> INPUT MATERIAL
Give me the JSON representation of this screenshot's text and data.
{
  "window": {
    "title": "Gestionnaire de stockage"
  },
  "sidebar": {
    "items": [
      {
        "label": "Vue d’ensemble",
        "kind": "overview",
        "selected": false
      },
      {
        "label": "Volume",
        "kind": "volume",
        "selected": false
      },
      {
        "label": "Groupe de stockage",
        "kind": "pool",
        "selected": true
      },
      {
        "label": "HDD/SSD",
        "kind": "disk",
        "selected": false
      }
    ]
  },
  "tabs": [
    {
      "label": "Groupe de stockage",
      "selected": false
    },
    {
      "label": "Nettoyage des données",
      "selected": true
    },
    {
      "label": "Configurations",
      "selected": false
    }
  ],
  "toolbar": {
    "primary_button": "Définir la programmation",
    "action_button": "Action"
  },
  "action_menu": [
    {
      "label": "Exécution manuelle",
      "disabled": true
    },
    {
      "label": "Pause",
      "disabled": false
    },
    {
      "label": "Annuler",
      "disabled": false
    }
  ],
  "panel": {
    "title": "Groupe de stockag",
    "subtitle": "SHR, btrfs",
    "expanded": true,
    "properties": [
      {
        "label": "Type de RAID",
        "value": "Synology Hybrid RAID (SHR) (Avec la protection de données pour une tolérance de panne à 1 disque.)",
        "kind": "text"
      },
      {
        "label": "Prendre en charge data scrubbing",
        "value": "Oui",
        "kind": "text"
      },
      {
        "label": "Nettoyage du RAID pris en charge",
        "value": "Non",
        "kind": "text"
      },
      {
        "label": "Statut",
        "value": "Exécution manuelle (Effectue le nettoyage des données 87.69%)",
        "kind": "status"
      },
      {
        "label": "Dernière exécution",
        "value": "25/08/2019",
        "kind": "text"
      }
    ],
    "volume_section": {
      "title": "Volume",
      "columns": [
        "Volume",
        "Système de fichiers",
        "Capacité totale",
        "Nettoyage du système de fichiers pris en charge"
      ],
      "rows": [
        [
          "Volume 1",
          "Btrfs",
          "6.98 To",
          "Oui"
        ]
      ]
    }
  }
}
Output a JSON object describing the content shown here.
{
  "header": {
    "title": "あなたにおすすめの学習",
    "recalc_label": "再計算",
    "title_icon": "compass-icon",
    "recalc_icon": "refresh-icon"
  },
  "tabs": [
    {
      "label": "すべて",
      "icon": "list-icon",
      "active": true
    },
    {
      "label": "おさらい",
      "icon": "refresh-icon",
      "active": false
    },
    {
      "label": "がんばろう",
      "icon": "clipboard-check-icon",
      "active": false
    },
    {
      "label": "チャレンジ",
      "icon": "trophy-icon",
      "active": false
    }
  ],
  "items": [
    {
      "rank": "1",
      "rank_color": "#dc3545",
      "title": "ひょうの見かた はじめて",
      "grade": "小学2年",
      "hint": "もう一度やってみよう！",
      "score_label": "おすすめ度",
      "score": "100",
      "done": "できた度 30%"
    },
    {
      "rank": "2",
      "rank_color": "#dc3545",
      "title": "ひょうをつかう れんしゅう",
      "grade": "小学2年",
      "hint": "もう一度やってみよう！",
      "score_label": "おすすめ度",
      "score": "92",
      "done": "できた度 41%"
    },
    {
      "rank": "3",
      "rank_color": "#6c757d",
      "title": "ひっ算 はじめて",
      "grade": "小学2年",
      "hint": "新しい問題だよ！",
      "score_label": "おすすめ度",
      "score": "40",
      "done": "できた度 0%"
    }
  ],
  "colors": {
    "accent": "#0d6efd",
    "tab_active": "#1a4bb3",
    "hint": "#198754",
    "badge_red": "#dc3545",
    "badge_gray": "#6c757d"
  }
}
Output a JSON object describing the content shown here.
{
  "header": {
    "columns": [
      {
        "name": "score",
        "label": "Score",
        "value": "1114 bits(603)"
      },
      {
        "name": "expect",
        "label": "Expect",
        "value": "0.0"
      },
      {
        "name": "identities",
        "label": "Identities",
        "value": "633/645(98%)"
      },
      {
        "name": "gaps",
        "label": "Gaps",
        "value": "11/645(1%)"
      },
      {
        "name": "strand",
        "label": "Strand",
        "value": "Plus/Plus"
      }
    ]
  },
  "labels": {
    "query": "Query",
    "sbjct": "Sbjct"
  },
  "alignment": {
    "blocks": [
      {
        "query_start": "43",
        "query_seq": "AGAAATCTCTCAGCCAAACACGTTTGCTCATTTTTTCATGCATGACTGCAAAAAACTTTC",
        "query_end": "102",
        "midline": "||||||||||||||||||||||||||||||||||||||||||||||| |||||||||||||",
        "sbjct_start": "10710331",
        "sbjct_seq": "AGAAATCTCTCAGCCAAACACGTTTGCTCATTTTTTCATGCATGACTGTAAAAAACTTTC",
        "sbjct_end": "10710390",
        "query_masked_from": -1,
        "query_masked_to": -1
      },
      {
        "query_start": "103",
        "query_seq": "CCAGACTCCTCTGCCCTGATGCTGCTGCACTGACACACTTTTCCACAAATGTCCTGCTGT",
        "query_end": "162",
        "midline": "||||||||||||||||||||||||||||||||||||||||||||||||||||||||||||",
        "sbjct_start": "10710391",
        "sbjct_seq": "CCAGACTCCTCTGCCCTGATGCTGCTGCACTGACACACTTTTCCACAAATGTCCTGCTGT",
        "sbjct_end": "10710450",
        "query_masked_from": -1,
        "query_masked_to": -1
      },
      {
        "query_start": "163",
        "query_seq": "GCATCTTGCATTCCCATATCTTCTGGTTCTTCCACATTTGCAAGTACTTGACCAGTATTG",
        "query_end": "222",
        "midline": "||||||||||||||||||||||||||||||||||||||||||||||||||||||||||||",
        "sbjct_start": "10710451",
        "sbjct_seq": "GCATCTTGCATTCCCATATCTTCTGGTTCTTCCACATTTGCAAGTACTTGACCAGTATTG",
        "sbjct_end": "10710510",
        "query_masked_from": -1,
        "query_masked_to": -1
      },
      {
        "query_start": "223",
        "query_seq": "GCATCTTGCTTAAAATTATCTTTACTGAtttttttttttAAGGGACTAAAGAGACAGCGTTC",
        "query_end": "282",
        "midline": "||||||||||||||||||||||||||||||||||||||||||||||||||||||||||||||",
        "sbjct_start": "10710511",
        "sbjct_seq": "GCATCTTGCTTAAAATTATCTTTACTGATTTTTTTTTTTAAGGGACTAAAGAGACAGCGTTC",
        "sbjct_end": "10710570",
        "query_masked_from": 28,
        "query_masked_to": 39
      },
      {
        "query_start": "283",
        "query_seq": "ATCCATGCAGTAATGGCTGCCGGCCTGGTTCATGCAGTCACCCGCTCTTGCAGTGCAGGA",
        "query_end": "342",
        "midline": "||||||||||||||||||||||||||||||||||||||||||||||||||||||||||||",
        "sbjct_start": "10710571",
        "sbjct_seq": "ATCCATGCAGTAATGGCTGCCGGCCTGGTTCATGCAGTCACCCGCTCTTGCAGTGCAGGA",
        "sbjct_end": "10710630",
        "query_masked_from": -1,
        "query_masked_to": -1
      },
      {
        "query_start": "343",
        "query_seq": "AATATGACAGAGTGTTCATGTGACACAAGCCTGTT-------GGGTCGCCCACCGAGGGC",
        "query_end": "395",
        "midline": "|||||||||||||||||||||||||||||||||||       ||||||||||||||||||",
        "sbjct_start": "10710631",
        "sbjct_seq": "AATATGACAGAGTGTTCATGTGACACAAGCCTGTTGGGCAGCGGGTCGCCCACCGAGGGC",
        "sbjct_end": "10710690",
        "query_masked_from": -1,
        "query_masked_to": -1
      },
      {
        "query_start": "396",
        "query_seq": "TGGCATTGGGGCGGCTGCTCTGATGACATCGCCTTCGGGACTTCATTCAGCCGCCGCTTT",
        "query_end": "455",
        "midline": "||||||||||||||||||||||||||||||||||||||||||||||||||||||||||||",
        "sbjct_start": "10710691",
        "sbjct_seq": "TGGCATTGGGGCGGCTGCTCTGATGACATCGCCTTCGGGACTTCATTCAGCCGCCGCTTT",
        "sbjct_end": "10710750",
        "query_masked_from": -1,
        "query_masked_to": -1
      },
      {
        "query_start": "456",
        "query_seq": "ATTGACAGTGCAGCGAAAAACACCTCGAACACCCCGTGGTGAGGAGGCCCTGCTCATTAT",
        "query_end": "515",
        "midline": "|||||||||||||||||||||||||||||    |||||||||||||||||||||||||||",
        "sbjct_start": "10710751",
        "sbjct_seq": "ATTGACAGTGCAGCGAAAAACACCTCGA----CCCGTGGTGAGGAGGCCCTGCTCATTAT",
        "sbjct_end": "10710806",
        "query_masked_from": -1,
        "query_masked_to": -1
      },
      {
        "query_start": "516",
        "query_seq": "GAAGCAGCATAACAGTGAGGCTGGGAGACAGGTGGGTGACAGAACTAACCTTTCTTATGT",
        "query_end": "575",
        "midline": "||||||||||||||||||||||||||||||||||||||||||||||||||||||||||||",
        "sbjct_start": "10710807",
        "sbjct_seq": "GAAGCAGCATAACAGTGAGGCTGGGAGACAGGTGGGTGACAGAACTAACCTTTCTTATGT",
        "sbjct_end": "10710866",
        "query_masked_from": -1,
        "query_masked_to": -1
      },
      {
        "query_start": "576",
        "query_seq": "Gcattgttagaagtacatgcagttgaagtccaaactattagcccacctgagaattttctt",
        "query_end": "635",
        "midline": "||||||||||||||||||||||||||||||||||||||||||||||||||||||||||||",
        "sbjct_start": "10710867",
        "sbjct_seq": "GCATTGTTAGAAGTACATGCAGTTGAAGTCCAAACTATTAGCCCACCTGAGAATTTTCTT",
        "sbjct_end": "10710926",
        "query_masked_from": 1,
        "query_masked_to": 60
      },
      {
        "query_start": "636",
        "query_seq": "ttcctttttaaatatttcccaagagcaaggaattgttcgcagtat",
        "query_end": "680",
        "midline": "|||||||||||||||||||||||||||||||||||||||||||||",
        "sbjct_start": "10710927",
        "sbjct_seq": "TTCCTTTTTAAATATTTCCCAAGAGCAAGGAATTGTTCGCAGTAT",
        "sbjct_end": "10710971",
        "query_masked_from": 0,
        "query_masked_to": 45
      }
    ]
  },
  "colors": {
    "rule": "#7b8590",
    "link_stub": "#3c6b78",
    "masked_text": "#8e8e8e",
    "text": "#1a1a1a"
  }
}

> SET EXERCISE
Give back only a number, the number of lines where the string "TGGCATTGGGGCGGCTGCTCTGATGACATCGCCTTCGGGACTTCATTCAGCCGCCGCTTT" occurs.

> RESPONSE
2